# Written problem:
Quote the records that follow in full and exactly; leave out the pictures.

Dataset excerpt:
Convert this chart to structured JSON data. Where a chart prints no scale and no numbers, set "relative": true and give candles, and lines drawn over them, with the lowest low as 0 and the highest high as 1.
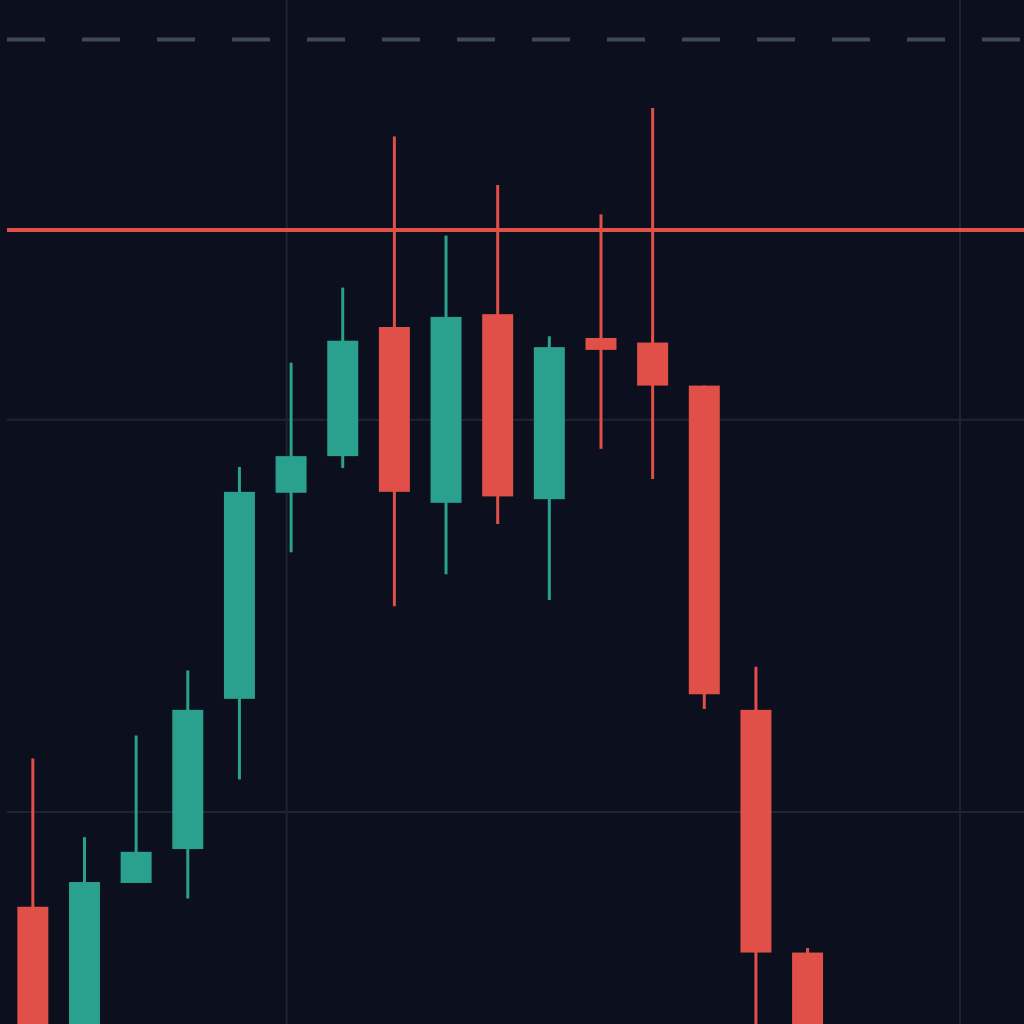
{
  "chart_data": {
    "type": "candlestick",
    "relative": true,
    "tick_labels": false,
    "categories": [
      null,
      null,
      null,
      null,
      null,
      null,
      null,
      null,
      null,
      null,
      null,
      null,
      null,
      null,
      null,
      null,
      null,
      null,
      null,
      null
    ],
    "ohlc": [
      [
        0.128,
        0.29,
        0,
        0
      ],
      [
        0,
        0.204,
        0,
        0.155
      ],
      [
        0.154,
        0.315,
        0.154,
        0.188
      ],
      [
        0.191,
        0.386,
        0.137,
        0.343
      ],
      [
        0.355,
        0.608,
        0.267,
        0.581
      ],
      [
        0.58,
        0.722,
        0.515,
        0.62
      ],
      [
        0.62,
        0.804,
        0.607,
        0.746
      ],
      [
        0.761,
        0.969,
        0.456,
        0.581
      ],
      [
        0.569,
        0.861,
        0.491,
        0.772
      ],
      [
        0.775,
        0.916,
        0.546,
        0.576
      ],
      [
        0.573,
        0.751,
        0.463,
        0.739
      ],
      [
        0.749,
        0.884,
        0.628,
        0.736
      ],
      [
        0.744,
        1,
        0.595,
        0.697
      ],
      [
        0.697,
        0.697,
        0.344,
        0.36
      ],
      [
        0.343,
        0.39,
        0,
        0.078
      ],
      [
        0.078,
        0.083,
        0,
        0
      ],
      null,
      null,
      null,
      null
    ],
    "colors": [
      "#e04f48",
      "#2aa08e",
      "#2aa08e",
      "#2aa08e",
      "#2aa08e",
      "#2aa08e",
      "#2aa08e",
      "#e04f48",
      "#2aa08e",
      "#e04f48",
      "#2aa08e",
      "#e04f48",
      "#e04f48",
      "#e04f48",
      "#e04f48",
      "#e04f48",
      null,
      null,
      null,
      null
    ],
    "ref_lines": [
      {
        "axis": "y",
        "value": 0.867,
        "color": "#e04f48",
        "line_style": "solid"
      },
      {
        "axis": "y",
        "value": 1.075,
        "color": "#3e4b55",
        "line_style": "dashed"
      }
    ]
  }
}
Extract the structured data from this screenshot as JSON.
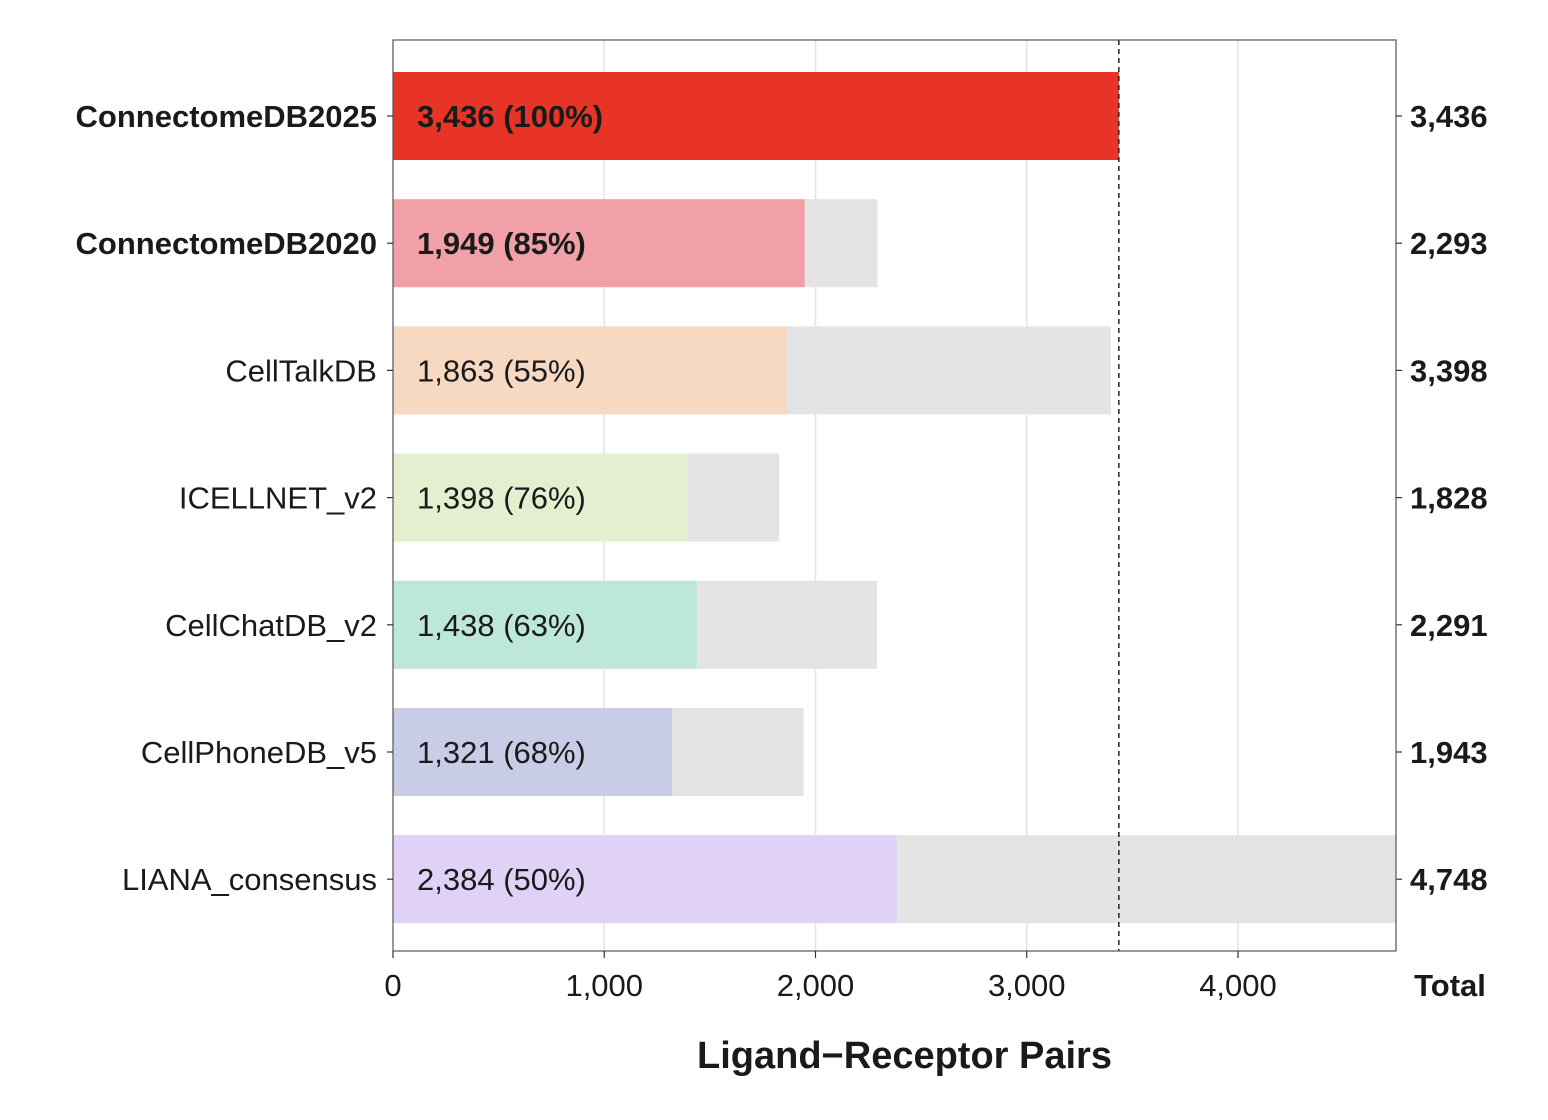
{
  "chart_data": {
    "type": "bar",
    "orientation": "horizontal",
    "xlabel": "Ligand−Receptor Pairs",
    "xlim": [
      0,
      4748
    ],
    "xticks": [
      0,
      1000,
      2000,
      3000,
      4000
    ],
    "xtick_labels": [
      "0",
      "1,000",
      "2,000",
      "3,000",
      "4,000"
    ],
    "grid": "vertical",
    "reference_line": 3436,
    "total_header": "Total",
    "categories": [
      "ConnectomeDB2025",
      "ConnectomeDB2020",
      "CellTalkDB",
      "ICELLNET_v2",
      "CellChatDB_v2",
      "CellPhoneDB_v5",
      "LIANA_consensus"
    ],
    "bold_categories": [
      "ConnectomeDB2025",
      "ConnectomeDB2020"
    ],
    "series": [
      {
        "name": "overlap",
        "values": [
          3436,
          1949,
          1863,
          1398,
          1438,
          1321,
          2384
        ],
        "labels": [
          "3,436 (100%)",
          "1,949 (85%)",
          "1,863 (55%)",
          "1,398 (76%)",
          "1,438 (63%)",
          "1,321 (68%)",
          "2,384 (50%)"
        ],
        "colors": [
          "#e83426",
          "#f0a0a6",
          "#f7d9c2",
          "#e4efcf",
          "#bde8d7",
          "#c8cce6",
          "#e0d1f7"
        ]
      },
      {
        "name": "total",
        "values": [
          3436,
          2293,
          3398,
          1828,
          2291,
          1943,
          4748
        ],
        "labels": [
          "3,436",
          "2,293",
          "3,398",
          "1,828",
          "2,291",
          "1,943",
          "4,748"
        ],
        "color": "#e3e4e3"
      }
    ]
  }
}
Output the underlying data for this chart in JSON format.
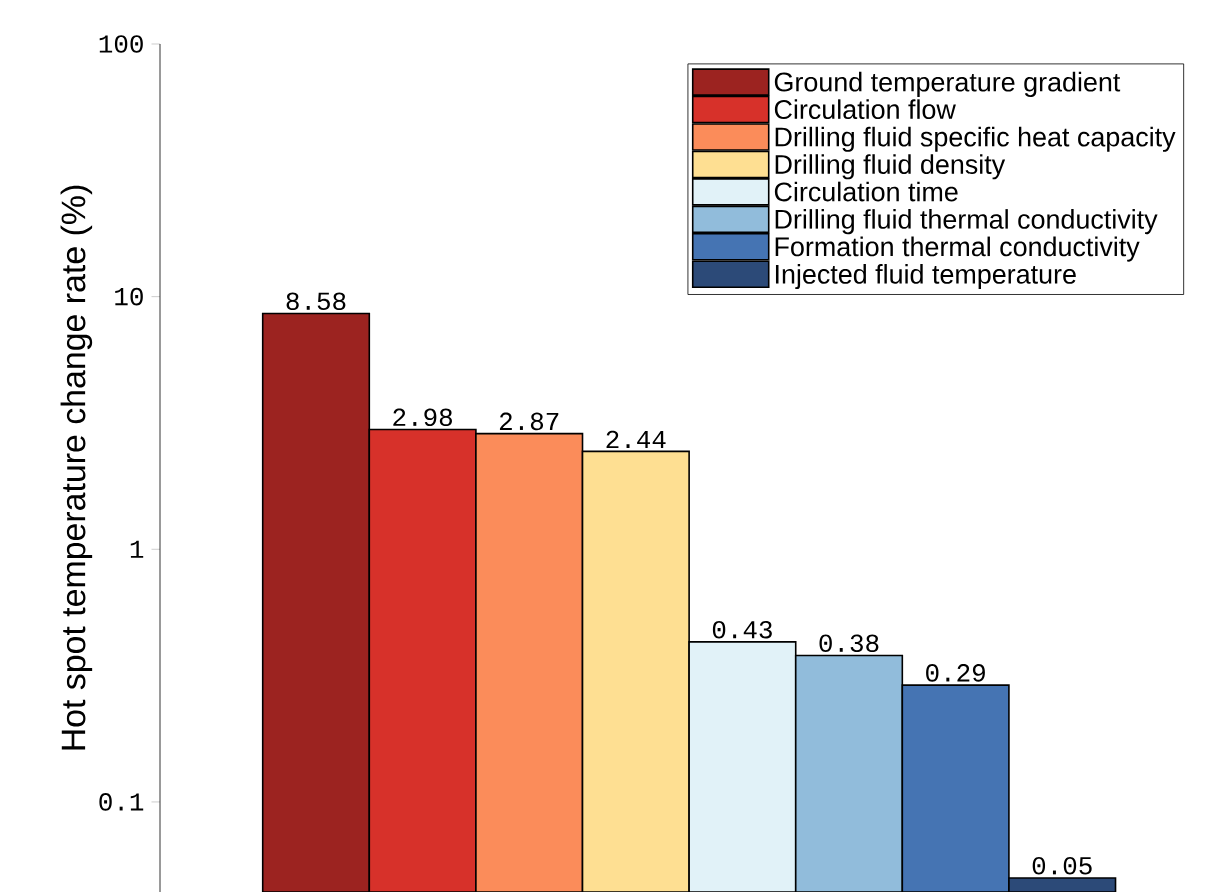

# Exercise answer:
Convert this chart to structured JSON data. Where a chart prints no scale and no numbers, set "relative": true and give candles, and lines drawn over them, with the lowest low as 0 and the highest high as 1.
{
  "chart_data": {
    "type": "candlestick",
    "relative": true,
    "tick_labels": false,
    "categories": [
      null,
      null,
      null,
      null,
      null,
      null,
      null,
      null,
      null,
      null,
      null,
      null,
      null,
      null,
      null,
      null,
      null,
      null,
      null,
      null
    ],
    "ohlc": [
      [
        0.128,
        0.29,
        0,
        0
      ],
      [
        0,
        0.204,
        0,
        0.155
      ],
      [
        0.154,
        0.315,
        0.154,
        0.188
      ],
      [
        0.191,
        0.386,
        0.137,
        0.343
      ],
      [
        0.355,
        0.608,
        0.267,
        0.581
      ],
      [
        0.58,
        0.722,
        0.515,
        0.62
      ],
      [
        0.62,
        0.804,
        0.607,
        0.746
      ],
      [
        0.761,
        0.969,
        0.456,
        0.581
      ],
      [
        0.569,
        0.861,
        0.491,
        0.772
      ],
      [
        0.775,
        0.916,
        0.546,
        0.576
      ],
      [
        0.573,
        0.751,
        0.463,
        0.739
      ],
      [
        0.749,
        0.884,
        0.628,
        0.736
      ],
      [
        0.744,
        1,
        0.595,
        0.697
      ],
      [
        0.697,
        0.697,
        0.344,
        0.36
      ],
      [
        0.343,
        0.39,
        0,
        0.078
      ],
      [
        0.078,
        0.083,
        0,
        0
      ],
      null,
      null,
      null,
      null
    ],
    "colors": [
      "#e04f48",
      "#2aa08e",
      "#2aa08e",
      "#2aa08e",
      "#2aa08e",
      "#2aa08e",
      "#2aa08e",
      "#e04f48",
      "#2aa08e",
      "#e04f48",
      "#2aa08e",
      "#e04f48",
      "#e04f48",
      "#e04f48",
      "#e04f48",
      "#e04f48",
      null,
      null,
      null,
      null
    ],
    "ref_lines": [
      {
        "axis": "y",
        "value": 0.867,
        "color": "#e04f48",
        "line_style": "solid"
      },
      {
        "axis": "y",
        "value": 1.075,
        "color": "#3e4b55",
        "line_style": "dashed"
      }
    ]
  }
}
Extract the structured data from this screenshot as JSON.
{
  "chart_data": {
    "type": "bar",
    "orientation": "horizontal",
    "xlabel": "Ligand−Receptor Pairs",
    "xlim": [
      0,
      4748
    ],
    "xticks": [
      0,
      1000,
      2000,
      3000,
      4000
    ],
    "xtick_labels": [
      "0",
      "1,000",
      "2,000",
      "3,000",
      "4,000"
    ],
    "grid": "vertical",
    "reference_line": 3436,
    "total_header": "Total",
    "categories": [
      "ConnectomeDB2025",
      "ConnectomeDB2020",
      "CellTalkDB",
      "ICELLNET_v2",
      "CellChatDB_v2",
      "CellPhoneDB_v5",
      "LIANA_consensus"
    ],
    "bold_categories": [
      "ConnectomeDB2025",
      "ConnectomeDB2020"
    ],
    "series": [
      {
        "name": "overlap",
        "values": [
          3436,
          1949,
          1863,
          1398,
          1438,
          1321,
          2384
        ],
        "labels": [
          "3,436 (100%)",
          "1,949 (85%)",
          "1,863 (55%)",
          "1,398 (76%)",
          "1,438 (63%)",
          "1,321 (68%)",
          "2,384 (50%)"
        ],
        "colors": [
          "#e83426",
          "#f0a0a6",
          "#f7d9c2",
          "#e4efcf",
          "#bde8d7",
          "#c8cce6",
          "#e0d1f7"
        ]
      },
      {
        "name": "total",
        "values": [
          3436,
          2293,
          3398,
          1828,
          2291,
          1943,
          4748
        ],
        "labels": [
          "3,436",
          "2,293",
          "3,398",
          "1,828",
          "2,291",
          "1,943",
          "4,748"
        ],
        "color": "#e3e4e3"
      }
    ]
  }
}
Output the underlying data for this chart in JSON format.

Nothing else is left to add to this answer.